WRITTEN TASK ->
In the material below, find every line with "ntroller" and pull it out.

WORKING DATA ->
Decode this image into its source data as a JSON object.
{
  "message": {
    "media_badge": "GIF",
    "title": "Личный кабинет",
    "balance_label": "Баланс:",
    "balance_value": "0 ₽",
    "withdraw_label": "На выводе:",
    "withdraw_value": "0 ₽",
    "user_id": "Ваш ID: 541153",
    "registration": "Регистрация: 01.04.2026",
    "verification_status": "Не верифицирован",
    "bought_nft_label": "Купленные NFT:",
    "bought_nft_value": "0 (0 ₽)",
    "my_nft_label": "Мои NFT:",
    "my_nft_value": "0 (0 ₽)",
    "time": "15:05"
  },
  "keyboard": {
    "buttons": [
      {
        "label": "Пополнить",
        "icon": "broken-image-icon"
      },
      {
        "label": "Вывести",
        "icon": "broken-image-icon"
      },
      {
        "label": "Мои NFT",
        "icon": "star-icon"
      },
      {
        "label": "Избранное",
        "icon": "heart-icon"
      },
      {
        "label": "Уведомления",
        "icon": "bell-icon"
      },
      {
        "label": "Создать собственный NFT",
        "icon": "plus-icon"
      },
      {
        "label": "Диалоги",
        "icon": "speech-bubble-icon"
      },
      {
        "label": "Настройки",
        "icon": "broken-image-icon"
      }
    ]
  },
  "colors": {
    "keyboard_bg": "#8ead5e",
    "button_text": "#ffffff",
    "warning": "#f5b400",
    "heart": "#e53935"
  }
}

---

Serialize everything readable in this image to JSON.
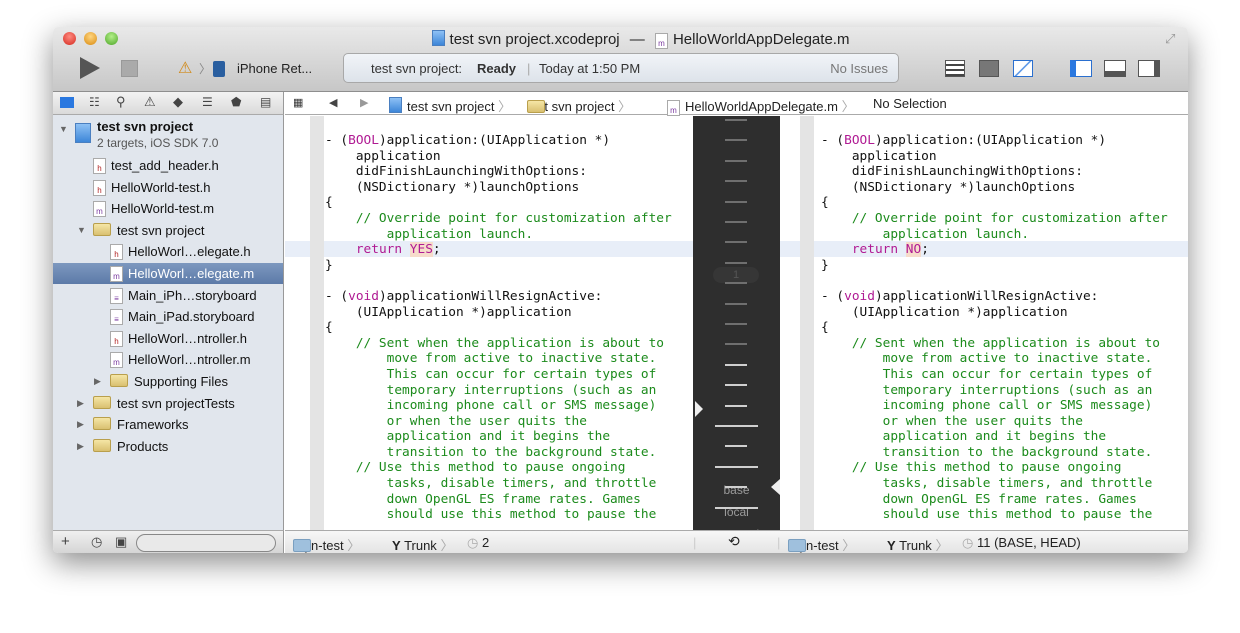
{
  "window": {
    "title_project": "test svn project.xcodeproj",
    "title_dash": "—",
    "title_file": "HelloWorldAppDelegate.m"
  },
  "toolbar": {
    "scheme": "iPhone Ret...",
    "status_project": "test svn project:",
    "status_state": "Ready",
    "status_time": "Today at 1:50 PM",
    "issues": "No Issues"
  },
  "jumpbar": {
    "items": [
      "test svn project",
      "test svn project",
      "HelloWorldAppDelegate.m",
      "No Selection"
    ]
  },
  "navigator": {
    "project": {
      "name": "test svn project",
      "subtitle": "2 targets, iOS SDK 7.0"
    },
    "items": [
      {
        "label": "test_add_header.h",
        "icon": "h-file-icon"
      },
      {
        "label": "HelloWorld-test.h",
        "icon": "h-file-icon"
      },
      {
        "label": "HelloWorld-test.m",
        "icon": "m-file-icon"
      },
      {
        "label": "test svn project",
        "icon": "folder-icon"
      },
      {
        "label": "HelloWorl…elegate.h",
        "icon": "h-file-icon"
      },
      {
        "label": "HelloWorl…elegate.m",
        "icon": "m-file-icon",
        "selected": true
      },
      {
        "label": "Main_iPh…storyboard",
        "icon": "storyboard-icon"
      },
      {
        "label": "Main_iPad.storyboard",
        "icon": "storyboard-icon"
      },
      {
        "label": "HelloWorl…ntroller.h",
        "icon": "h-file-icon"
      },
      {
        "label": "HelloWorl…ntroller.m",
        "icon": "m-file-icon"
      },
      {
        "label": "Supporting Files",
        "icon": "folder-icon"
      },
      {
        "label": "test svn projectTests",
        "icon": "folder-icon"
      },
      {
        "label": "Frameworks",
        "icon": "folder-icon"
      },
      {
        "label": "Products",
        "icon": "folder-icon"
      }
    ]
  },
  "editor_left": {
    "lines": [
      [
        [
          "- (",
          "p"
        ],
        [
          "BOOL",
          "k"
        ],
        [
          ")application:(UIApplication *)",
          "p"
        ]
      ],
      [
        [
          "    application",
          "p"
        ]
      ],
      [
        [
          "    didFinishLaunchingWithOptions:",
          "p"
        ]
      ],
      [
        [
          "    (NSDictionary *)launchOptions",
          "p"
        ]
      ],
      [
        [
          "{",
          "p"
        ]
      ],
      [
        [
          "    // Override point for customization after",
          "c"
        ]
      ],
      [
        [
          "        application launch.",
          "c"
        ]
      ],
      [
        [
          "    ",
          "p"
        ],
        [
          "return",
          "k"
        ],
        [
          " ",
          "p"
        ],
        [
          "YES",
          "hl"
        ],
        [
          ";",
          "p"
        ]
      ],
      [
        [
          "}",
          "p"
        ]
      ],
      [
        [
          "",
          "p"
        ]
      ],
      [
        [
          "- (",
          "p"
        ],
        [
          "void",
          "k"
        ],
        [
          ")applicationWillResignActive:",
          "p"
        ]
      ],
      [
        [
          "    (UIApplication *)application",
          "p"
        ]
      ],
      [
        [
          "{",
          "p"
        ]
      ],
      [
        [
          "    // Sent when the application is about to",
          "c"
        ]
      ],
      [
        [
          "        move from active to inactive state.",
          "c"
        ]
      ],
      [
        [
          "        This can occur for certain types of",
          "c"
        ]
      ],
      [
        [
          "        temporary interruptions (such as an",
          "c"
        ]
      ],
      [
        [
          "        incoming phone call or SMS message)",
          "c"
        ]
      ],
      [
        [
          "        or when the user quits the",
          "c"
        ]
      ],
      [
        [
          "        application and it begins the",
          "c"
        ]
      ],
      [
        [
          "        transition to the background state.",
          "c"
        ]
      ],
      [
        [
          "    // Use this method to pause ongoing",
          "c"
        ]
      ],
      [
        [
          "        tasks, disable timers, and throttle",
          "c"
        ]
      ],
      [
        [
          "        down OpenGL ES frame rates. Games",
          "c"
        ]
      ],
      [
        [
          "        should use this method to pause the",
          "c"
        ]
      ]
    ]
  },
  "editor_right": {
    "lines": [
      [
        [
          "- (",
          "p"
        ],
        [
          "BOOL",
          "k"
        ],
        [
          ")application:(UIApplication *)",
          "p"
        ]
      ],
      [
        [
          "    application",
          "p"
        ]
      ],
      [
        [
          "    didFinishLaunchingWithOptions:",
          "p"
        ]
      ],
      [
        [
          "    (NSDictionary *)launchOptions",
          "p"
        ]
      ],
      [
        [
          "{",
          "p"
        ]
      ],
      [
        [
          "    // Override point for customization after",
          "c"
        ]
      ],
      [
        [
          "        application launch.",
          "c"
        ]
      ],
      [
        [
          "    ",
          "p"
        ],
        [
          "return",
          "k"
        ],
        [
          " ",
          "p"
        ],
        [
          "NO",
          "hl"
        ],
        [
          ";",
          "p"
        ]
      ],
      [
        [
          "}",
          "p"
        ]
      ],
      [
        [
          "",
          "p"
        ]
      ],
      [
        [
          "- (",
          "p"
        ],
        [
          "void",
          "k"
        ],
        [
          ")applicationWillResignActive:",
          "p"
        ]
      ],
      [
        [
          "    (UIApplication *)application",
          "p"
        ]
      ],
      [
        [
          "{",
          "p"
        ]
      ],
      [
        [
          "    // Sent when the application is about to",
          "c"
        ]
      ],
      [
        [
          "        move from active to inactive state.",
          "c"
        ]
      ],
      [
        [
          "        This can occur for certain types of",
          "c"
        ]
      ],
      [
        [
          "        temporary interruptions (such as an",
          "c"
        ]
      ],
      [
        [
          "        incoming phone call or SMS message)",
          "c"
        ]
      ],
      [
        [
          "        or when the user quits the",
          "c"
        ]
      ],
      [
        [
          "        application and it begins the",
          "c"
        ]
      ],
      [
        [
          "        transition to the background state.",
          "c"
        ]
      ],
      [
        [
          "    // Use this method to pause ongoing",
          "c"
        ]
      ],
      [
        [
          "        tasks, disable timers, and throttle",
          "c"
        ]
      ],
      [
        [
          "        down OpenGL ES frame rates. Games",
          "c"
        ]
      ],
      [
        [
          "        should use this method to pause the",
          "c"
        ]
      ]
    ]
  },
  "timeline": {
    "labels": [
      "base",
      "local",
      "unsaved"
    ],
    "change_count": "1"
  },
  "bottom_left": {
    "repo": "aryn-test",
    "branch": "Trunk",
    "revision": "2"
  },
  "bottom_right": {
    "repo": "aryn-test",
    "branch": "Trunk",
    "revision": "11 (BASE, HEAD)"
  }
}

--

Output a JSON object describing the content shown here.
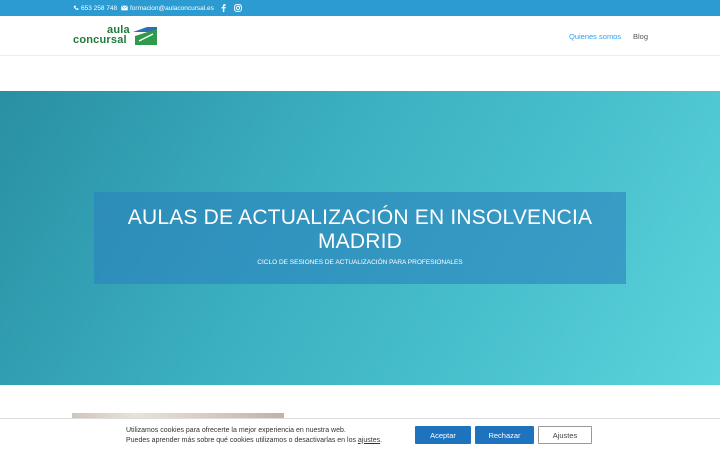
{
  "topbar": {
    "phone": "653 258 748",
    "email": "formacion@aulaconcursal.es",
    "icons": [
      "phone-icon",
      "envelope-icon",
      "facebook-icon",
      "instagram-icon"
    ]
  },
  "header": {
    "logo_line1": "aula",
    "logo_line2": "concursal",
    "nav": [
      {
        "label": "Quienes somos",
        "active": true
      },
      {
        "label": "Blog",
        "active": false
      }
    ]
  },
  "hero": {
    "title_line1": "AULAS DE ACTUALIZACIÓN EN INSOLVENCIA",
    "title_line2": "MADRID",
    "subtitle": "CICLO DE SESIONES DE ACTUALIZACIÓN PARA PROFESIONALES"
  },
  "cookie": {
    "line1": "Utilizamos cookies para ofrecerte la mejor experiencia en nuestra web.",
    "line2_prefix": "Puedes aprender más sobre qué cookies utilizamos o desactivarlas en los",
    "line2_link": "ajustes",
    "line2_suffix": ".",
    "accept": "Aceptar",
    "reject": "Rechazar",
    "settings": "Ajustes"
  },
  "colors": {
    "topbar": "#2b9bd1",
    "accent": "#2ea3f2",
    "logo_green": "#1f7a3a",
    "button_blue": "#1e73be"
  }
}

EXERCISE RESPONSE ->
        "label": "HelloWorl…ntroller.h",
        "label": "HelloWorl…ntroller.m",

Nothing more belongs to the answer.